Directions for this task:
Could you transcribe every record below exactly as written, leaving out any pictures?
>> START Information given
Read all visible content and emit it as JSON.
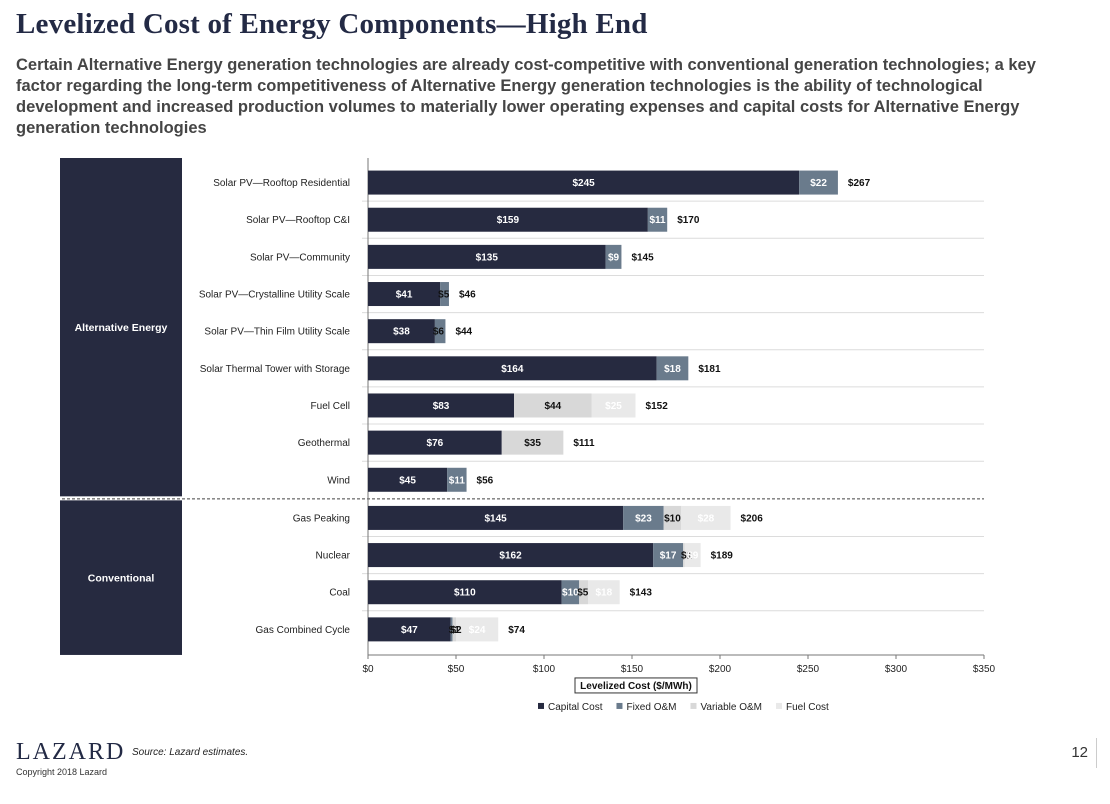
{
  "page": {
    "title": "Levelized Cost of Energy Components—High End",
    "subtitle": "Certain Alternative Energy generation technologies are already cost-competitive with conventional generation technologies; a key factor regarding the long-term competitiveness of Alternative Energy generation technologies is the ability of technological development and increased production volumes to materially lower operating expenses and capital costs for Alternative Energy generation technologies",
    "source": "Source: Lazard estimates.",
    "logo": "LAZARD",
    "copyright": "Copyright 2018 Lazard",
    "page_number": "12"
  },
  "chart_data": {
    "type": "bar",
    "orientation": "horizontal",
    "stacked": true,
    "xlabel": "Levelized Cost ($/MWh)",
    "xlim": [
      0,
      350
    ],
    "xticks": [
      0,
      50,
      100,
      150,
      200,
      250,
      300,
      350
    ],
    "tick_format": "${v}",
    "legend_position": "bottom",
    "groups": [
      {
        "name": "Alternative Energy",
        "count": 9
      },
      {
        "name": "Conventional",
        "count": 4
      }
    ],
    "categories": [
      "Solar PV—Rooftop Residential",
      "Solar PV—Rooftop C&I",
      "Solar PV—Community",
      "Solar PV—Crystalline Utility Scale",
      "Solar PV—Thin Film Utility Scale",
      "Solar Thermal Tower with Storage",
      "Fuel Cell",
      "Geothermal",
      "Wind",
      "Gas Peaking",
      "Nuclear",
      "Coal",
      "Gas Combined Cycle"
    ],
    "series": [
      {
        "name": "Capital Cost",
        "color": "#262a40",
        "text_color": "#ffffff",
        "values": [
          245,
          159,
          135,
          41,
          38,
          164,
          83,
          76,
          45,
          145,
          162,
          110,
          47
        ]
      },
      {
        "name": "Fixed O&M",
        "color": "#6a7b8c",
        "text_color": "#ffffff",
        "values": [
          22,
          11,
          9,
          5,
          6,
          18,
          0,
          0,
          11,
          23,
          17,
          10,
          1
        ]
      },
      {
        "name": "Variable O&M",
        "color": "#d8d8d8",
        "text_color": "#111111",
        "values": [
          0,
          0,
          0,
          0,
          0,
          0,
          44,
          35,
          0,
          10,
          1,
          5,
          2
        ]
      },
      {
        "name": "Fuel Cost",
        "color": "#e9e9e9",
        "text_color": "#ffffff",
        "values": [
          0,
          0,
          0,
          0,
          0,
          0,
          25,
          0,
          0,
          28,
          9,
          18,
          24
        ]
      }
    ],
    "totals": [
      267,
      170,
      145,
      46,
      44,
      181,
      152,
      111,
      56,
      206,
      189,
      143,
      74
    ]
  }
}
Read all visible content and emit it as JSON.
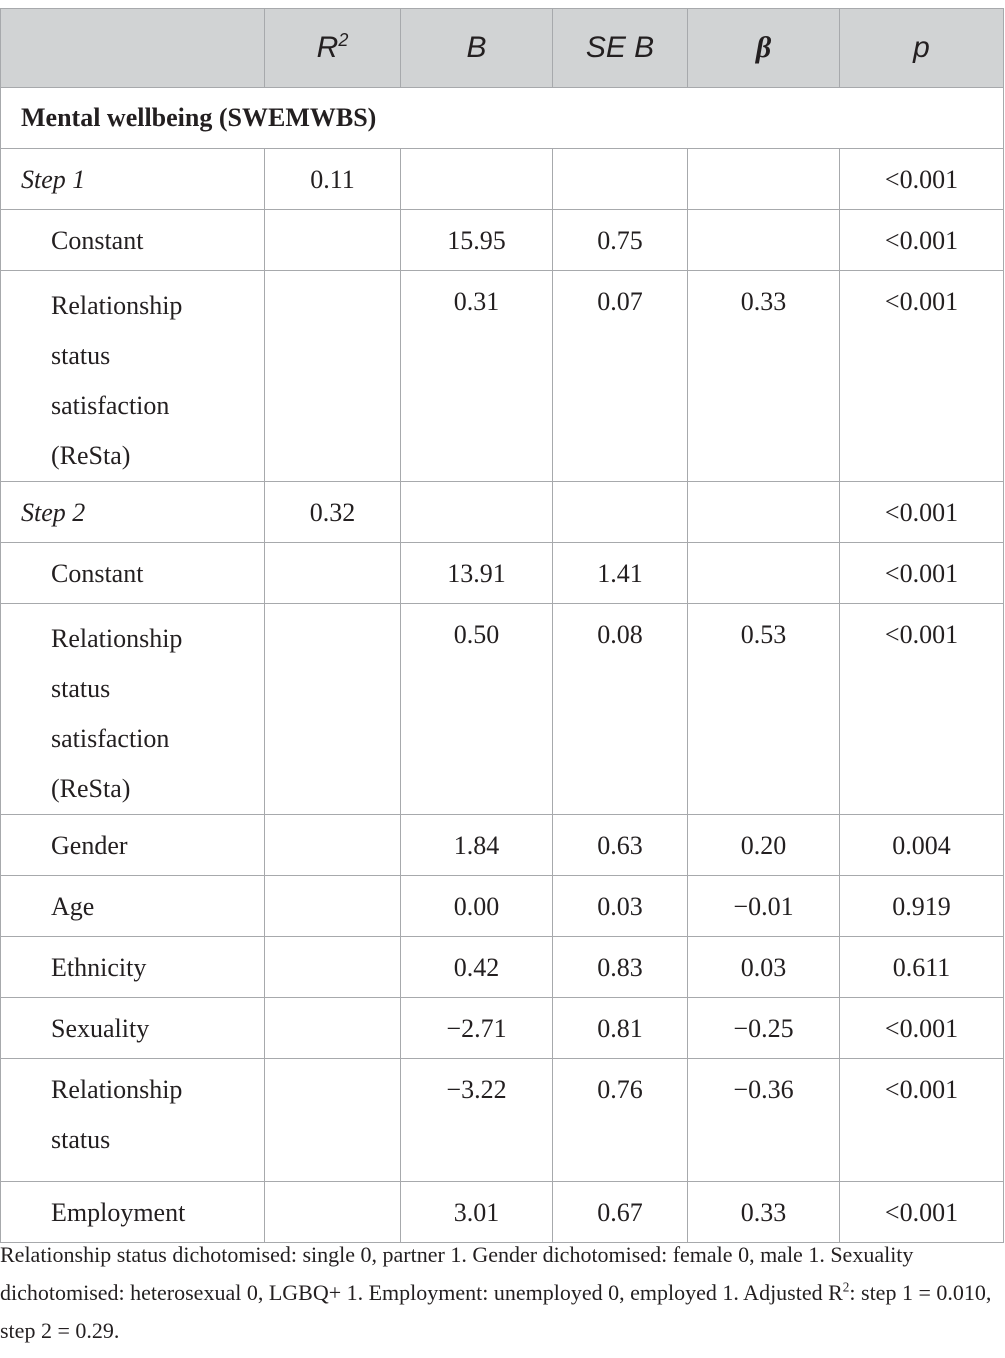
{
  "table": {
    "header": {
      "col0": "",
      "r2": "R",
      "r2_sup": "2",
      "b": "B",
      "se_b": "SE B",
      "beta": "β",
      "p": "p"
    },
    "section": "Mental wellbeing (SWEMWBS)",
    "step1": {
      "label": "Step 1",
      "r2": "0.11",
      "p": "<0.001"
    },
    "step1_rows": [
      {
        "label": "Constant",
        "b": "15.95",
        "se": "0.75",
        "beta": "",
        "p": "<0.001"
      },
      {
        "label": "Relationship status satisfaction (ReSta)",
        "b": "0.31",
        "se": "0.07",
        "beta": "0.33",
        "p": "<0.001"
      }
    ],
    "step2": {
      "label": "Step 2",
      "r2": "0.32",
      "p": "<0.001"
    },
    "step2_rows": [
      {
        "label": "Constant",
        "b": "13.91",
        "se": "1.41",
        "beta": "",
        "p": "<0.001"
      },
      {
        "label": "Relationship status satisfaction (ReSta)",
        "b": "0.50",
        "se": "0.08",
        "beta": "0.53",
        "p": "<0.001"
      },
      {
        "label": "Gender",
        "b": "1.84",
        "se": "0.63",
        "beta": "0.20",
        "p": "0.004"
      },
      {
        "label": "Age",
        "b": "0.00",
        "se": "0.03",
        "beta": "−0.01",
        "p": "0.919"
      },
      {
        "label": "Ethnicity",
        "b": "0.42",
        "se": "0.83",
        "beta": "0.03",
        "p": "0.611"
      },
      {
        "label": "Sexuality",
        "b": "−2.71",
        "se": "0.81",
        "beta": "−0.25",
        "p": "<0.001"
      },
      {
        "label": "Relationship status",
        "b": "−3.22",
        "se": "0.76",
        "beta": "−0.36",
        "p": "<0.001"
      },
      {
        "label": "Employment",
        "b": "3.01",
        "se": "0.67",
        "beta": "0.33",
        "p": "<0.001"
      }
    ]
  },
  "footnote": {
    "main": "Relationship status dichotomised: single 0, partner 1. Gender dichotomised: female 0, male 1. Sexuality dichotomised: heterosexual 0, LGBQ+ 1. Employment: unemployed 0, employed 1. Adjusted R",
    "sup": "2",
    "tail": ": step 1 = 0.010, step 2 = 0.29."
  }
}
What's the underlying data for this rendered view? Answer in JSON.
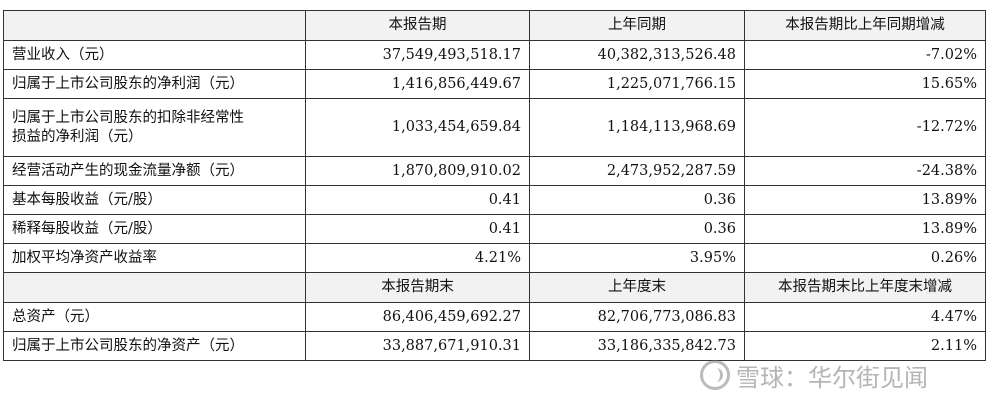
{
  "table": {
    "header1": [
      "",
      "本报告期",
      "上年同期",
      "本报告期比上年同期增减"
    ],
    "rows1": [
      {
        "label": "营业收入（元）",
        "current": "37,549,493,518.17",
        "prior": "40,382,313,526.48",
        "change": "-7.02%"
      },
      {
        "label": "归属于上市公司股东的净利润（元）",
        "current": "1,416,856,449.67",
        "prior": "1,225,071,766.15",
        "change": "15.65%"
      },
      {
        "label_line1": "归属于上市公司股东的扣除非经常性",
        "label_line2": "损益的净利润（元）",
        "current": "1,033,454,659.84",
        "prior": "1,184,113,968.69",
        "change": "-12.72%"
      },
      {
        "label": "经营活动产生的现金流量净额（元）",
        "current": "1,870,809,910.02",
        "prior": "2,473,952,287.59",
        "change": "-24.38%"
      },
      {
        "label": "基本每股收益（元/股）",
        "current": "0.41",
        "prior": "0.36",
        "change": "13.89%"
      },
      {
        "label": "稀释每股收益（元/股）",
        "current": "0.41",
        "prior": "0.36",
        "change": "13.89%"
      },
      {
        "label": "加权平均净资产收益率",
        "current": "4.21%",
        "prior": "3.95%",
        "change": "0.26%"
      }
    ],
    "header2": [
      "",
      "本报告期末",
      "上年度末",
      "本报告期末比上年度末增减"
    ],
    "rows2": [
      {
        "label": "总资产（元）",
        "current": "86,406,459,692.27",
        "prior": "82,706,773,086.83",
        "change": "4.47%"
      },
      {
        "label": "归属于上市公司股东的净资产（元）",
        "current": "33,887,671,910.31",
        "prior": "33,186,335,842.73",
        "change": "2.11%"
      }
    ]
  },
  "watermark": {
    "text": "雪球：华尔街见闻",
    "icon": "snowball-logo-icon"
  }
}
>> END Information given
Exercise result:
Read all visible content and emit it as JSON.
{
  "page": {
    "title": "Levelized Cost of Energy Components—High End",
    "subtitle": "Certain Alternative Energy generation technologies are already cost-competitive with conventional generation technologies; a key factor regarding the long-term competitiveness of Alternative Energy generation technologies is the ability of technological development and increased production volumes to materially lower operating expenses and capital costs for Alternative Energy generation technologies",
    "source": "Source: Lazard estimates.",
    "logo": "LAZARD",
    "copyright": "Copyright 2018 Lazard",
    "page_number": "12"
  },
  "chart_data": {
    "type": "bar",
    "orientation": "horizontal",
    "stacked": true,
    "xlabel": "Levelized Cost ($/MWh)",
    "xlim": [
      0,
      350
    ],
    "xticks": [
      0,
      50,
      100,
      150,
      200,
      250,
      300,
      350
    ],
    "tick_format": "${v}",
    "legend_position": "bottom",
    "groups": [
      {
        "name": "Alternative Energy",
        "count": 9
      },
      {
        "name": "Conventional",
        "count": 4
      }
    ],
    "categories": [
      "Solar PV—Rooftop Residential",
      "Solar PV—Rooftop C&I",
      "Solar PV—Community",
      "Solar PV—Crystalline Utility Scale",
      "Solar PV—Thin Film Utility Scale",
      "Solar Thermal Tower with Storage",
      "Fuel Cell",
      "Geothermal",
      "Wind",
      "Gas Peaking",
      "Nuclear",
      "Coal",
      "Gas Combined Cycle"
    ],
    "series": [
      {
        "name": "Capital Cost",
        "color": "#262a40",
        "text_color": "#ffffff",
        "values": [
          245,
          159,
          135,
          41,
          38,
          164,
          83,
          76,
          45,
          145,
          162,
          110,
          47
        ]
      },
      {
        "name": "Fixed O&M",
        "color": "#6a7b8c",
        "text_color": "#ffffff",
        "values": [
          22,
          11,
          9,
          5,
          6,
          18,
          0,
          0,
          11,
          23,
          17,
          10,
          1
        ]
      },
      {
        "name": "Variable O&M",
        "color": "#d8d8d8",
        "text_color": "#111111",
        "values": [
          0,
          0,
          0,
          0,
          0,
          0,
          44,
          35,
          0,
          10,
          1,
          5,
          2
        ]
      },
      {
        "name": "Fuel Cost",
        "color": "#e9e9e9",
        "text_color": "#ffffff",
        "values": [
          0,
          0,
          0,
          0,
          0,
          0,
          25,
          0,
          0,
          28,
          9,
          18,
          24
        ]
      }
    ],
    "totals": [
      267,
      170,
      145,
      46,
      44,
      181,
      152,
      111,
      56,
      206,
      189,
      143,
      74
    ]
  }
}
Read all visible content and emit it as JSON.
{
  "table": {
    "header": {
      "col0": "",
      "r2": "R",
      "r2_sup": "2",
      "b": "B",
      "se_b": "SE B",
      "beta": "β",
      "p": "p"
    },
    "section": "Mental wellbeing (SWEMWBS)",
    "step1": {
      "label": "Step 1",
      "r2": "0.11",
      "p": "<0.001"
    },
    "step1_rows": [
      {
        "label": "Constant",
        "b": "15.95",
        "se": "0.75",
        "beta": "",
        "p": "<0.001"
      },
      {
        "label": "Relationship status satisfaction (ReSta)",
        "b": "0.31",
        "se": "0.07",
        "beta": "0.33",
        "p": "<0.001"
      }
    ],
    "step2": {
      "label": "Step 2",
      "r2": "0.32",
      "p": "<0.001"
    },
    "step2_rows": [
      {
        "label": "Constant",
        "b": "13.91",
        "se": "1.41",
        "beta": "",
        "p": "<0.001"
      },
      {
        "label": "Relationship status satisfaction (ReSta)",
        "b": "0.50",
        "se": "0.08",
        "beta": "0.53",
        "p": "<0.001"
      },
      {
        "label": "Gender",
        "b": "1.84",
        "se": "0.63",
        "beta": "0.20",
        "p": "0.004"
      },
      {
        "label": "Age",
        "b": "0.00",
        "se": "0.03",
        "beta": "−0.01",
        "p": "0.919"
      },
      {
        "label": "Ethnicity",
        "b": "0.42",
        "se": "0.83",
        "beta": "0.03",
        "p": "0.611"
      },
      {
        "label": "Sexuality",
        "b": "−2.71",
        "se": "0.81",
        "beta": "−0.25",
        "p": "<0.001"
      },
      {
        "label": "Relationship status",
        "b": "−3.22",
        "se": "0.76",
        "beta": "−0.36",
        "p": "<0.001"
      },
      {
        "label": "Employment",
        "b": "3.01",
        "se": "0.67",
        "beta": "0.33",
        "p": "<0.001"
      }
    ]
  },
  "footnote": {
    "main": "Relationship status dichotomised: single 0, partner 1. Gender dichotomised: female 0, male 1. Sexuality dichotomised: heterosexual 0, LGBQ+ 1. Employment: unemployed 0, employed 1. Adjusted R",
    "sup": "2",
    "tail": ": step 1 = 0.010, step 2 = 0.29."
  }
}
What's the underlying data for this rendered view? Answer in JSON.
{
  "table": {
    "header1": [
      "",
      "本报告期",
      "上年同期",
      "本报告期比上年同期增减"
    ],
    "rows1": [
      {
        "label": "营业收入（元）",
        "current": "37,549,493,518.17",
        "prior": "40,382,313,526.48",
        "change": "-7.02%"
      },
      {
        "label": "归属于上市公司股东的净利润（元）",
        "current": "1,416,856,449.67",
        "prior": "1,225,071,766.15",
        "change": "15.65%"
      },
      {
        "label_line1": "归属于上市公司股东的扣除非经常性",
        "label_line2": "损益的净利润（元）",
        "current": "1,033,454,659.84",
        "prior": "1,184,113,968.69",
        "change": "-12.72%"
      },
      {
        "label": "经营活动产生的现金流量净额（元）",
        "current": "1,870,809,910.02",
        "prior": "2,473,952,287.59",
        "change": "-24.38%"
      },
      {
        "label": "基本每股收益（元/股）",
        "current": "0.41",
        "prior": "0.36",
        "change": "13.89%"
      },
      {
        "label": "稀释每股收益（元/股）",
        "current": "0.41",
        "prior": "0.36",
        "change": "13.89%"
      },
      {
        "label": "加权平均净资产收益率",
        "current": "4.21%",
        "prior": "3.95%",
        "change": "0.26%"
      }
    ],
    "header2": [
      "",
      "本报告期末",
      "上年度末",
      "本报告期末比上年度末增减"
    ],
    "rows2": [
      {
        "label": "总资产（元）",
        "current": "86,406,459,692.27",
        "prior": "82,706,773,086.83",
        "change": "4.47%"
      },
      {
        "label": "归属于上市公司股东的净资产（元）",
        "current": "33,887,671,910.31",
        "prior": "33,186,335,842.73",
        "change": "2.11%"
      }
    ]
  },
  "watermark": {
    "text": "雪球：华尔街见闻",
    "icon": "snowball-logo-icon"
  }
}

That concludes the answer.